(Supplied passage Opens)

When Is it Time to Stop Therapy?

When Is it Time to Stop Therapy?

We have all heard that saying, “Getting too much of a good thing.” If true, at what point do you get too much of something, even a good thing? Kind of a loaded question don’t you think? Can you ever be loved too much? For the true chocoholic the idea of having too much chocolate doesn’t make a lot of sense. Yet, common sense will tell us that we should strive for moderation in all things.

The over-indulgence or gluttony is one of the seven major sins. Yet, most of us do it from time to time. Especially when it comes to addictions. The same can be true for a long term psychotherapy. It can become an addictive process for many. Think about it, for at least one hour a week you are the center of attention. There is someone there who nurtures you. Your opinions matter. There sits someone who shows attention and care, what’s there not to like? The same dynamics when addicts can no longer exists without drugs or alcohol applies to psychotherapy. Clients become dependent on a psychotherapist and unwilling to discontinue psychotherapy sessions. They still don’t believe in their own strengths and many afraid that they will get back where they started without therapist’s constant support. Yet, it is essential for therapy to end at a right time.

(Supplied passage Closes)
(Data listing Opens)

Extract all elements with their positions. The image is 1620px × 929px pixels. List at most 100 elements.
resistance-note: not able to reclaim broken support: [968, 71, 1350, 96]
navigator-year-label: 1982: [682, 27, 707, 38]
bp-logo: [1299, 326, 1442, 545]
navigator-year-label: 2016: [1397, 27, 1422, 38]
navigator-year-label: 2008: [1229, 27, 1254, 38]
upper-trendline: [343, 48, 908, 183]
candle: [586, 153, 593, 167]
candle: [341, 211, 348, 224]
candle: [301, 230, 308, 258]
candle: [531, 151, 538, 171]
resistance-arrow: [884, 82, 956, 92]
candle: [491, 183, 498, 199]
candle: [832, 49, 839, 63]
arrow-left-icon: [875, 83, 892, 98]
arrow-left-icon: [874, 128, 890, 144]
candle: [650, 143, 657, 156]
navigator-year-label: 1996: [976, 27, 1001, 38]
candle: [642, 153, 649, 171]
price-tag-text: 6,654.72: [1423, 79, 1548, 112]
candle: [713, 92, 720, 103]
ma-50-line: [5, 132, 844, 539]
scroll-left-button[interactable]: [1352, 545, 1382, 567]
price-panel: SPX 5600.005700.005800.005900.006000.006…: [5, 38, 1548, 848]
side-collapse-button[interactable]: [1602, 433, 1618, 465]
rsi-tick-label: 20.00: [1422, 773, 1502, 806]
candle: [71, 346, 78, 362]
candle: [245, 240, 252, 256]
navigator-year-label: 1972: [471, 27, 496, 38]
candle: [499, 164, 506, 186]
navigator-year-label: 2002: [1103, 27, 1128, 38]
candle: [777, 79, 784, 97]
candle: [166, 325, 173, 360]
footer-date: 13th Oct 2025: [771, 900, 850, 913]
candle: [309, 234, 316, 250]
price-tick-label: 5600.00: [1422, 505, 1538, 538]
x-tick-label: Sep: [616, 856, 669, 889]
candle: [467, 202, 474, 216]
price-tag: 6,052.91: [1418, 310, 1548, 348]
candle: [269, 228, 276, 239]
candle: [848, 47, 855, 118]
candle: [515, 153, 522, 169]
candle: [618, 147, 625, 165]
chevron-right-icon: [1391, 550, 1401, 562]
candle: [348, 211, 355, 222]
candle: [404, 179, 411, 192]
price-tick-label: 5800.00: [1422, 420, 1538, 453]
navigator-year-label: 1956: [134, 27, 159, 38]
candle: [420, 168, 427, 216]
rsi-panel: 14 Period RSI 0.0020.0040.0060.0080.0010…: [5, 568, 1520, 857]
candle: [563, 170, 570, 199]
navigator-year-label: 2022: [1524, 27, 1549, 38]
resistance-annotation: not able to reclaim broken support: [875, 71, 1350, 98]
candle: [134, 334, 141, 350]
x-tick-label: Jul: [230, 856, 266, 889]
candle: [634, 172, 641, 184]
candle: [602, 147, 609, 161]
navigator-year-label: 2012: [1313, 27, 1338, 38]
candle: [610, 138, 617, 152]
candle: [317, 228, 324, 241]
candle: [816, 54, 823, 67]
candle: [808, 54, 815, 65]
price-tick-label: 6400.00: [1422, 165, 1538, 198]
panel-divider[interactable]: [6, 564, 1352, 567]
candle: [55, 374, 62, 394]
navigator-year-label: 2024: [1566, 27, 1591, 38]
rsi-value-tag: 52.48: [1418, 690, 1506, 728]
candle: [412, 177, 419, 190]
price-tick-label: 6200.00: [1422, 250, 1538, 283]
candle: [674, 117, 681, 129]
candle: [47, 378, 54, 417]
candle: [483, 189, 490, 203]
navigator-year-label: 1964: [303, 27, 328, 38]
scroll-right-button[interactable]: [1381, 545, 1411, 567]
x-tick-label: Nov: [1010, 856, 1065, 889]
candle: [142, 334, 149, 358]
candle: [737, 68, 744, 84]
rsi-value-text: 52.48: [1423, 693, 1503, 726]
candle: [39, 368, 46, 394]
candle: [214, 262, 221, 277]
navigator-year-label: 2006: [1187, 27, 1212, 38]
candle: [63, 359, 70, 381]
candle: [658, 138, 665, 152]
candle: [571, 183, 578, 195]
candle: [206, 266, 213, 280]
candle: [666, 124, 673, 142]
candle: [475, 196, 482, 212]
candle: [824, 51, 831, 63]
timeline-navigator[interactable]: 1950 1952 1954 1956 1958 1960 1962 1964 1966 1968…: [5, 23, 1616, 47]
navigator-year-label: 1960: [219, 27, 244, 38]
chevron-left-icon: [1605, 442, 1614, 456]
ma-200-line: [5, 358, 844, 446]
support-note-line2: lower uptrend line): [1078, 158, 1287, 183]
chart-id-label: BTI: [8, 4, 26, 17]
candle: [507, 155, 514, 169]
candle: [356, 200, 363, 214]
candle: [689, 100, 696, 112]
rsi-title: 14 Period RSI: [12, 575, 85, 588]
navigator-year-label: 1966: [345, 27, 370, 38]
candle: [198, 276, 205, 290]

(Data listing Closes)

Transcribe the article on ending therapy word for word, from "We have all" up to and including "in all things.".

We have all heard that saying, “Getting too much of a good thing.” If true, at what point do you get too much of something, even a good thing? Kind of a loaded question don’t you think? Can you ever be loved too much? For the true chocoholic the idea of having too much chocolate doesn’t make a lot of sense. Yet, common sense will tell us that we should strive for moderation in all things.